— begin —

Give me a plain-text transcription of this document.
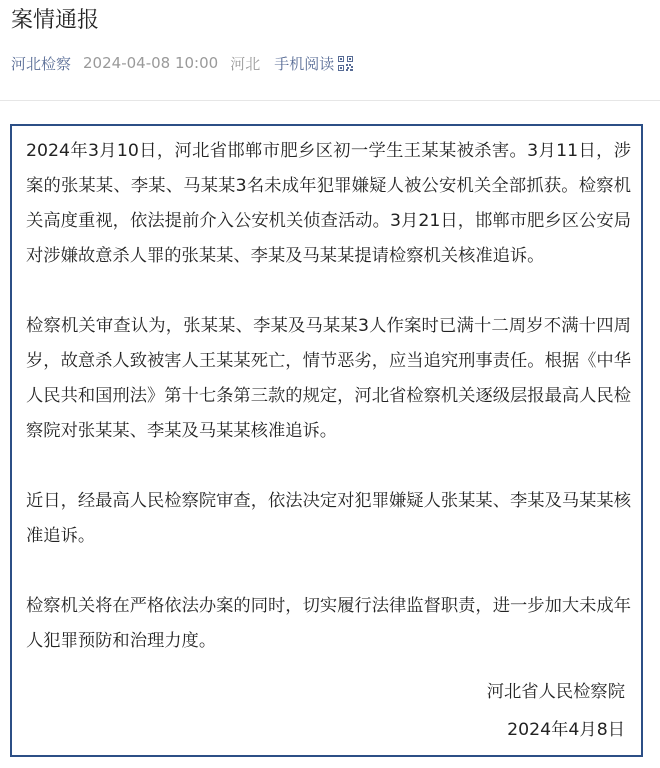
案情通报
河北检察 2024-04-08 10:00 河北 手机阅读

2024年3月10日，河北省邯郸市肥乡区初一学生王某某被杀害。3月11日，涉案的张某某、李某、马某某3名未成年犯罪嫌疑人被公安机关全部抓获。检察机关高度重视，依法提前介入公安机关侦查活动。3月21日，邯郸市肥乡区公安局对涉嫌故意杀人罪的张某某、李某及马某某提请检察机关核准追诉。

检察机关审查认为，张某某、李某及马某某3人作案时已满十二周岁不满十四周岁，故意杀人致被害人王某某死亡，情节恶劣，应当追究刑事责任。根据《中华人民共和国刑法》第十七条第三款的规定，河北省检察机关逐级层报最高人民检察院对张某某、李某及马某某核准追诉。

近日，经最高人民检察院审查，依法决定对犯罪嫌疑人张某某、李某及马某某核准追诉。

检察机关将在严格依法办案的同时，切实履行法律监督职责，进一步加大未成年人犯罪预防和治理力度。

河北省人民检察院
2024年4月8日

— end —

GOAL: What comes back should match the records exactly, minus any pictures.

EXPECTED ANSWER:
Give me a plain-text transcription of this document.
案情通报
河北检察 2024-04-08 10:00 河北 手机阅读

2024年3月10日，河北省邯郸市肥乡区初一学生王某某被杀害。3月11日，涉案的张某某、李某、马某某3名未成年犯罪嫌疑人被公安机关全部抓获。检察机关高度重视，依法提前介入公安机关侦查活动。3月21日，邯郸市肥乡区公安局对涉嫌故意杀人罪的张某某、李某及马某某提请检察机关核准追诉。

检察机关审查认为，张某某、李某及马某某3人作案时已满十二周岁不满十四周岁，故意杀人致被害人王某某死亡，情节恶劣，应当追究刑事责任。根据《中华人民共和国刑法》第十七条第三款的规定，河北省检察机关逐级层报最高人民检察院对张某某、李某及马某某核准追诉。

近日，经最高人民检察院审查，依法决定对犯罪嫌疑人张某某、李某及马某某核准追诉。

检察机关将在严格依法办案的同时，切实履行法律监督职责，进一步加大未成年人犯罪预防和治理力度。

河北省人民检察院
2024年4月8日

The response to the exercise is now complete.